> **Extract to read**:

Then we choose to start building our statistical arbitrage portfolio based on the high correlation we found between XAUUSD and XAUEUR in the last trading year (~250 days). But, is price correlation the right, or even the better statistical relationship to look for when building a stat arb portfolio?

When we talk about correlation in historical prices we are subject to be misguided by some differences between the popular use of the term and its proper statistical meaning. This fact is yet more evident in the forex community. A simple search for “forex correlated pairs” will point us to many resources listing the most/least correlated pairs along with tips on how to trade them. It is not our goal here to say that this or that resource, listing, or trading tip is right or wrong. What we must keep in mind is that we are setting up the foundations for a portfolio-level statistical arbitrage that is meant to not be limited to forex pairs. Instead, our system must generalize to any asset class, in any market, and timeframe, subject only to the requirements of being market-neutral and testable.

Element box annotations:
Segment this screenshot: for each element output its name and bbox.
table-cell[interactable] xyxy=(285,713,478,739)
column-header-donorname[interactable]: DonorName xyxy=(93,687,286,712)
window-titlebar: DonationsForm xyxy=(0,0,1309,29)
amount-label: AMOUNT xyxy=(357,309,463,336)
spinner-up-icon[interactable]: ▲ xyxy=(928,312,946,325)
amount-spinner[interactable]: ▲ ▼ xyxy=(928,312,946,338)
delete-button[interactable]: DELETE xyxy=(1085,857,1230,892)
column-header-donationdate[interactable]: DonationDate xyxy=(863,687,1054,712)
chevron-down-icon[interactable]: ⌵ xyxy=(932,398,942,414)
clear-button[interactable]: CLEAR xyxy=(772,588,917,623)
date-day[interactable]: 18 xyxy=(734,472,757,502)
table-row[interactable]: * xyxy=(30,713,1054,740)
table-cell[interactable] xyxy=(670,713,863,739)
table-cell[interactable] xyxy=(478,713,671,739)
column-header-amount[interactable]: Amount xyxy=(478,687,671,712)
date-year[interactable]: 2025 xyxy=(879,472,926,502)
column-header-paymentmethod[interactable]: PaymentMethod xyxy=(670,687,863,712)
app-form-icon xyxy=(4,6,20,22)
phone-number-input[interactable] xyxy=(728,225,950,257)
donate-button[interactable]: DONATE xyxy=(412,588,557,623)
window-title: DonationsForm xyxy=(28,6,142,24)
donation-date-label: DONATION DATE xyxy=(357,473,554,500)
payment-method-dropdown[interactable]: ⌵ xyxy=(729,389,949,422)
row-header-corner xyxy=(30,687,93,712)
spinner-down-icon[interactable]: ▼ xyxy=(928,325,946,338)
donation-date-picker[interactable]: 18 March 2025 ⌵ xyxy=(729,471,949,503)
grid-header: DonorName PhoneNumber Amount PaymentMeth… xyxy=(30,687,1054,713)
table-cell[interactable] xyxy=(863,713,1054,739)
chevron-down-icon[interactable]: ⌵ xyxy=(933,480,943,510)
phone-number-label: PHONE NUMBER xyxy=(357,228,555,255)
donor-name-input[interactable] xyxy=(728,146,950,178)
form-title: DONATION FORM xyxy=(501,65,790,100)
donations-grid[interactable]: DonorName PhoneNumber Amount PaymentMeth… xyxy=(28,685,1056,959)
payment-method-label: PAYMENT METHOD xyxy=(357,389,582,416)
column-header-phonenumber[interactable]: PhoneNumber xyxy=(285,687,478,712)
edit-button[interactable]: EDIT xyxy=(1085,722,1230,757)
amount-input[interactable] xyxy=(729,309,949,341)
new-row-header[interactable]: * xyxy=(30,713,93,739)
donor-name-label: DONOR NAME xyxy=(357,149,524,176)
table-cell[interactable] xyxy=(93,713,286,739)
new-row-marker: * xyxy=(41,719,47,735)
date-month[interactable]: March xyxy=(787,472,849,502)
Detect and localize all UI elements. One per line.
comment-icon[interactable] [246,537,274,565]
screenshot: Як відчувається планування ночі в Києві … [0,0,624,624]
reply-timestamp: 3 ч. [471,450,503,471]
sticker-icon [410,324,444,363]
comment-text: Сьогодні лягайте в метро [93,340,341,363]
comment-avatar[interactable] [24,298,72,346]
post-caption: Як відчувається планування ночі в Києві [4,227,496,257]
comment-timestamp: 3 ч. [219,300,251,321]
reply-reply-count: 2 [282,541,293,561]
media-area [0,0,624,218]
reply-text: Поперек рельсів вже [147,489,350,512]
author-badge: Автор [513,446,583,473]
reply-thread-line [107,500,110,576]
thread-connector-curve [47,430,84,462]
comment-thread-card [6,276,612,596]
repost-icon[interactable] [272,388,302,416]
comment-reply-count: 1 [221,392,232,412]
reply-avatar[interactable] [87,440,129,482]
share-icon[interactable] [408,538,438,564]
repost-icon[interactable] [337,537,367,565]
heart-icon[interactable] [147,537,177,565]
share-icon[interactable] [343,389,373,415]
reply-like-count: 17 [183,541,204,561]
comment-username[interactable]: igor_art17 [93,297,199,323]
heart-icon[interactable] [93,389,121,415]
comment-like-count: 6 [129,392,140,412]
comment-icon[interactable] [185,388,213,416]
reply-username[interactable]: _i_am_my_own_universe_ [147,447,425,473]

> **Tasks to complete**:
• a. List every dimension along which, according to the passage on statistical arbitrage, the system must generalize.
• b. According to the passage on statistical arbitrage, why were XAUUSD and XAUEUR chosen to start building the portfolio? Answer in one to three sentences.
• c. Go on with the passage on statistical arbitrage, starting after its final sentence.
The records were drawn from a separate source.

> **Exercise responses**:
• a. Asset class, market, and timeframe.

• b. They were chosen because of the high correlation found between them over the last trading year, roughly 250 days.

• c.
According to statisticians, the Pearson correlation coefficient function is expected to be used on stationary series and a price time series is not stationary. By calculating the correlation in a non-stationary time series we may get what they call “spurious correlations”. 

“Non-stationary data, as a rule, are unpredictable and cannot be modeled or forecasted. The results obtained by using non-stationary time series may be spurious in that they may indicate a relationship between two variables where one does not exist. To receive consistent, reliable results, the non-stationary data needs to be transformed into stationary data.” (Nason, G. P. (2006). Stationary and non-stationary time series. Investopedia)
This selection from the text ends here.